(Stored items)
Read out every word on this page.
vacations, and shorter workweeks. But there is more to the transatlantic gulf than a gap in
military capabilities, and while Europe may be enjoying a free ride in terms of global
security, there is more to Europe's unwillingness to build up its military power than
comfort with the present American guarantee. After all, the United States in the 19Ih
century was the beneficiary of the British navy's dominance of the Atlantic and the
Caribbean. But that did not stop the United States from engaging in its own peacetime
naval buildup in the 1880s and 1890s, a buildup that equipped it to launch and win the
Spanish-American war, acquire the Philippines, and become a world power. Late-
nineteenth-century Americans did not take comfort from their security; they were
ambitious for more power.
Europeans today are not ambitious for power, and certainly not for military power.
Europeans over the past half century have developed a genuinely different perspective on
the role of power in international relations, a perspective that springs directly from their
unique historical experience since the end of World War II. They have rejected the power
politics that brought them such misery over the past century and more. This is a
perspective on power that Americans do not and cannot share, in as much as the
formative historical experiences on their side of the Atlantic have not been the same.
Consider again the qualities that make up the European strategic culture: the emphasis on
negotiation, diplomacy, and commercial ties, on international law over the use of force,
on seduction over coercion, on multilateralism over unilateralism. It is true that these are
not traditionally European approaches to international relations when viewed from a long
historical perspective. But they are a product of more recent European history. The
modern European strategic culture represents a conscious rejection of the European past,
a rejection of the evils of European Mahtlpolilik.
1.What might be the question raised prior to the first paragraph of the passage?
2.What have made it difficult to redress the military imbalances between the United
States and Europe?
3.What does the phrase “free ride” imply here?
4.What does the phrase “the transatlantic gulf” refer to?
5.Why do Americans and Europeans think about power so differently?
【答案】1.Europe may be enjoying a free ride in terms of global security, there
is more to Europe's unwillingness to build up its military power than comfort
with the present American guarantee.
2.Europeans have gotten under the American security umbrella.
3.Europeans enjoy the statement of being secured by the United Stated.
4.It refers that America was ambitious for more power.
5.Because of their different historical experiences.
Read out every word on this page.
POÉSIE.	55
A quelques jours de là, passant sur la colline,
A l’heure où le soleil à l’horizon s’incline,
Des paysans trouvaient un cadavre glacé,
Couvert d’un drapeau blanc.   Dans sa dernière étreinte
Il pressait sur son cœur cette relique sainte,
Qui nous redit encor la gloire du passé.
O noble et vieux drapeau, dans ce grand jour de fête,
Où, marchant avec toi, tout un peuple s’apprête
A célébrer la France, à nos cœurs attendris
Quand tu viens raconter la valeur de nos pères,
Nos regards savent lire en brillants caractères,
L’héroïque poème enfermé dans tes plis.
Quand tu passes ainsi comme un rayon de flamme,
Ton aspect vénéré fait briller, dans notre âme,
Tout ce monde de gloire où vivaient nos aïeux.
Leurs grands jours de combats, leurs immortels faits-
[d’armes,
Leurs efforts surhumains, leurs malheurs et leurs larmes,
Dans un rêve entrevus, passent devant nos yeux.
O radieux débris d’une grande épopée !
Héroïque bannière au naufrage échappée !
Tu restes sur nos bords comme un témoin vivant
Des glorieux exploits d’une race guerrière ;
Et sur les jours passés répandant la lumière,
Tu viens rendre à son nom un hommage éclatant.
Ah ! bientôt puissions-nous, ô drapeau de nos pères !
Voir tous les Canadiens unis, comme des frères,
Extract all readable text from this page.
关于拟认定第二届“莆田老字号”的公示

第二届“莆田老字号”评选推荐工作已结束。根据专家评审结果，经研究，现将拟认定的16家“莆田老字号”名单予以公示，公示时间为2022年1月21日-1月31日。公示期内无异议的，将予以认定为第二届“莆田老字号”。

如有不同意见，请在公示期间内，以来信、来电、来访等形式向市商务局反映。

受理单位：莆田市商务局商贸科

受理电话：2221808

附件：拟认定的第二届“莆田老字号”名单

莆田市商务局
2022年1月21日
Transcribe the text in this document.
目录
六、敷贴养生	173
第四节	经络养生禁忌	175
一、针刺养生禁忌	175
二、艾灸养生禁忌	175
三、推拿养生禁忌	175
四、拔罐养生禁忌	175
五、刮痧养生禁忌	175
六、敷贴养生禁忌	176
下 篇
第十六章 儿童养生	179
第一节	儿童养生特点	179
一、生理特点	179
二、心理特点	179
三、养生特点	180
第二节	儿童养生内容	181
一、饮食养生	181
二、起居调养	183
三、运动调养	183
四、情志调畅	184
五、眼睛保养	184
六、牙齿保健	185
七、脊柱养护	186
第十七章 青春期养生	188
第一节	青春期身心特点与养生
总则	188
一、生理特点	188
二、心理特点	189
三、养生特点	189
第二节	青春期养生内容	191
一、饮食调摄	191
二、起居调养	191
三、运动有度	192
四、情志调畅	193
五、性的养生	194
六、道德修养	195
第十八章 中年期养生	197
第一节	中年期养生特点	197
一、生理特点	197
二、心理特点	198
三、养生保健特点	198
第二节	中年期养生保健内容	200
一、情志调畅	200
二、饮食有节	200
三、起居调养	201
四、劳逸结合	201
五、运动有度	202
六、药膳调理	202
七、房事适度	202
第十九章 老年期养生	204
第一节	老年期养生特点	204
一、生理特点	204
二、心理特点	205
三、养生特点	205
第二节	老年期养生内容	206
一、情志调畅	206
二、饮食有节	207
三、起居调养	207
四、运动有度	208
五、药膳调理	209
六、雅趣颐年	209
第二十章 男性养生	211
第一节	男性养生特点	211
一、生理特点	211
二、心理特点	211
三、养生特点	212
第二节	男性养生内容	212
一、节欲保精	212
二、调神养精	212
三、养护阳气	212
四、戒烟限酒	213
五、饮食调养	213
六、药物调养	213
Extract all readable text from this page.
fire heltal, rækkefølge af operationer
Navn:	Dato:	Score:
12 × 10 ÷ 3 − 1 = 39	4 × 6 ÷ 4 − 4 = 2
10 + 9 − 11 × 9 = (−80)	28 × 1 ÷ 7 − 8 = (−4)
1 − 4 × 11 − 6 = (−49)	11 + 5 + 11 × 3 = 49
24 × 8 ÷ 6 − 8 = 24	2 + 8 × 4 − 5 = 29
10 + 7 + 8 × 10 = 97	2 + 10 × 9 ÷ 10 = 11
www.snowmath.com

Set task – Write the entries again, exactly as they stand.

Reply to the exercise –
Read out every word on this page.
vacations, and shorter workweeks. But there is more to the transatlantic gulf than a gap in
military capabilities, and while Europe may be enjoying a free ride in terms of global
security, there is more to Europe's unwillingness to build up its military power than
comfort with the present American guarantee. After all, the United States in the 19Ih
century was the beneficiary of the British navy's dominance of the Atlantic and the
Caribbean. But that did not stop the United States from engaging in its own peacetime
naval buildup in the 1880s and 1890s, a buildup that equipped it to launch and win the
Spanish-American war, acquire the Philippines, and become a world power. Late-
nineteenth-century Americans did not take comfort from their security; they were
ambitious for more power.
Europeans today are not ambitious for power, and certainly not for military power.
Europeans over the past half century have developed a genuinely different perspective on
the role of power in international relations, a perspective that springs directly from their
unique historical experience since the end of World War II. They have rejected the power
politics that brought them such misery over the past century and more. This is a
perspective on power that Americans do not and cannot share, in as much as the
formative historical experiences on their side of the Atlantic have not been the same.
Consider again the qualities that make up the European strategic culture: the emphasis on
negotiation, diplomacy, and commercial ties, on international law over the use of force,
on seduction over coercion, on multilateralism over unilateralism. It is true that these are
not traditionally European approaches to international relations when viewed from a long
historical perspective. But they are a product of more recent European history. The
modern European strategic culture represents a conscious rejection of the European past,
a rejection of the evils of European Mahtlpolilik.
1.What might be the question raised prior to the first paragraph of the passage?
2.What have made it difficult to redress the military imbalances between the United
States and Europe?
3.What does the phrase “free ride” imply here?
4.What does the phrase “the transatlantic gulf” refer to?
5.Why do Americans and Europeans think about power so differently?
【答案】1.Europe may be enjoying a free ride in terms of global security, there
is more to Europe's unwillingness to build up its military power than comfort
with the present American guarantee.
2.Europeans have gotten under the American security umbrella.
3.Europeans enjoy the statement of being secured by the United Stated.
4.It refers that America was ambitious for more power.
5.Because of their different historical experiences.
Read out every word on this page.
POÉSIE.	55
A quelques jours de là, passant sur la colline,
A l’heure où le soleil à l’horizon s’incline,
Des paysans trouvaient un cadavre glacé,
Couvert d’un drapeau blanc.   Dans sa dernière étreinte
Il pressait sur son cœur cette relique sainte,
Qui nous redit encor la gloire du passé.
O noble et vieux drapeau, dans ce grand jour de fête,
Où, marchant avec toi, tout un peuple s’apprête
A célébrer la France, à nos cœurs attendris
Quand tu viens raconter la valeur de nos pères,
Nos regards savent lire en brillants caractères,
L’héroïque poème enfermé dans tes plis.
Quand tu passes ainsi comme un rayon de flamme,
Ton aspect vénéré fait briller, dans notre âme,
Tout ce monde de gloire où vivaient nos aïeux.
Leurs grands jours de combats, leurs immortels faits-
[d’armes,
Leurs efforts surhumains, leurs malheurs et leurs larmes,
Dans un rêve entrevus, passent devant nos yeux.
O radieux débris d’une grande épopée !
Héroïque bannière au naufrage échappée !
Tu restes sur nos bords comme un témoin vivant
Des glorieux exploits d’une race guerrière ;
Et sur les jours passés répandant la lumière,
Tu viens rendre à son nom un hommage éclatant.
Ah ! bientôt puissions-nous, ô drapeau de nos pères !
Voir tous les Canadiens unis, comme des frères,
Extract all readable text from this page.
关于拟认定第二届“莆田老字号”的公示

第二届“莆田老字号”评选推荐工作已结束。根据专家评审结果，经研究，现将拟认定的16家“莆田老字号”名单予以公示，公示时间为2022年1月21日-1月31日。公示期内无异议的，将予以认定为第二届“莆田老字号”。

如有不同意见，请在公示期间内，以来信、来电、来访等形式向市商务局反映。

受理单位：莆田市商务局商贸科

受理电话：2221808

附件：拟认定的第二届“莆田老字号”名单

莆田市商务局
2022年1月21日
Transcribe the text in this document.
目录
六、敷贴养生	173
第四节	经络养生禁忌	175
一、针刺养生禁忌	175
二、艾灸养生禁忌	175
三、推拿养生禁忌	175
四、拔罐养生禁忌	175
五、刮痧养生禁忌	175
六、敷贴养生禁忌	176
下 篇
第十六章 儿童养生	179
第一节	儿童养生特点	179
一、生理特点	179
二、心理特点	179
三、养生特点	180
第二节	儿童养生内容	181
一、饮食养生	181
二、起居调养	183
三、运动调养	183
四、情志调畅	184
五、眼睛保养	184
六、牙齿保健	185
七、脊柱养护	186
第十七章 青春期养生	188
第一节	青春期身心特点与养生
总则	188
一、生理特点	188
二、心理特点	189
三、养生特点	189
第二节	青春期养生内容	191
一、饮食调摄	191
二、起居调养	191
三、运动有度	192
四、情志调畅	193
五、性的养生	194
六、道德修养	195
第十八章 中年期养生	197
第一节	中年期养生特点	197
一、生理特点	197
二、心理特点	198
三、养生保健特点	198
第二节	中年期养生保健内容	200
一、情志调畅	200
二、饮食有节	200
三、起居调养	201
四、劳逸结合	201
五、运动有度	202
六、药膳调理	202
七、房事适度	202
第十九章 老年期养生	204
第一节	老年期养生特点	204
一、生理特点	204
二、心理特点	205
三、养生特点	205
第二节	老年期养生内容	206
一、情志调畅	206
二、饮食有节	207
三、起居调养	207
四、运动有度	208
五、药膳调理	209
六、雅趣颐年	209
第二十章 男性养生	211
第一节	男性养生特点	211
一、生理特点	211
二、心理特点	211
三、养生特点	212
第二节	男性养生内容	212
一、节欲保精	212
二、调神养精	212
三、养护阳气	212
四、戒烟限酒	213
五、饮食调养	213
六、药物调养	213
Extract all readable text from this page.
fire heltal, rækkefølge af operationer
Navn:	Dato:	Score:
12 × 10 ÷ 3 − 1 = 39	4 × 6 ÷ 4 − 4 = 2
10 + 9 − 11 × 9 = (−80)	28 × 1 ÷ 7 − 8 = (−4)
1 − 4 × 11 − 6 = (−49)	11 + 5 + 11 × 3 = 49
24 × 8 ÷ 6 − 8 = 24	2 + 8 × 4 − 5 = 29
10 + 7 + 8 × 10 = 97	2 + 10 × 9 ÷ 10 = 11
www.snowmath.com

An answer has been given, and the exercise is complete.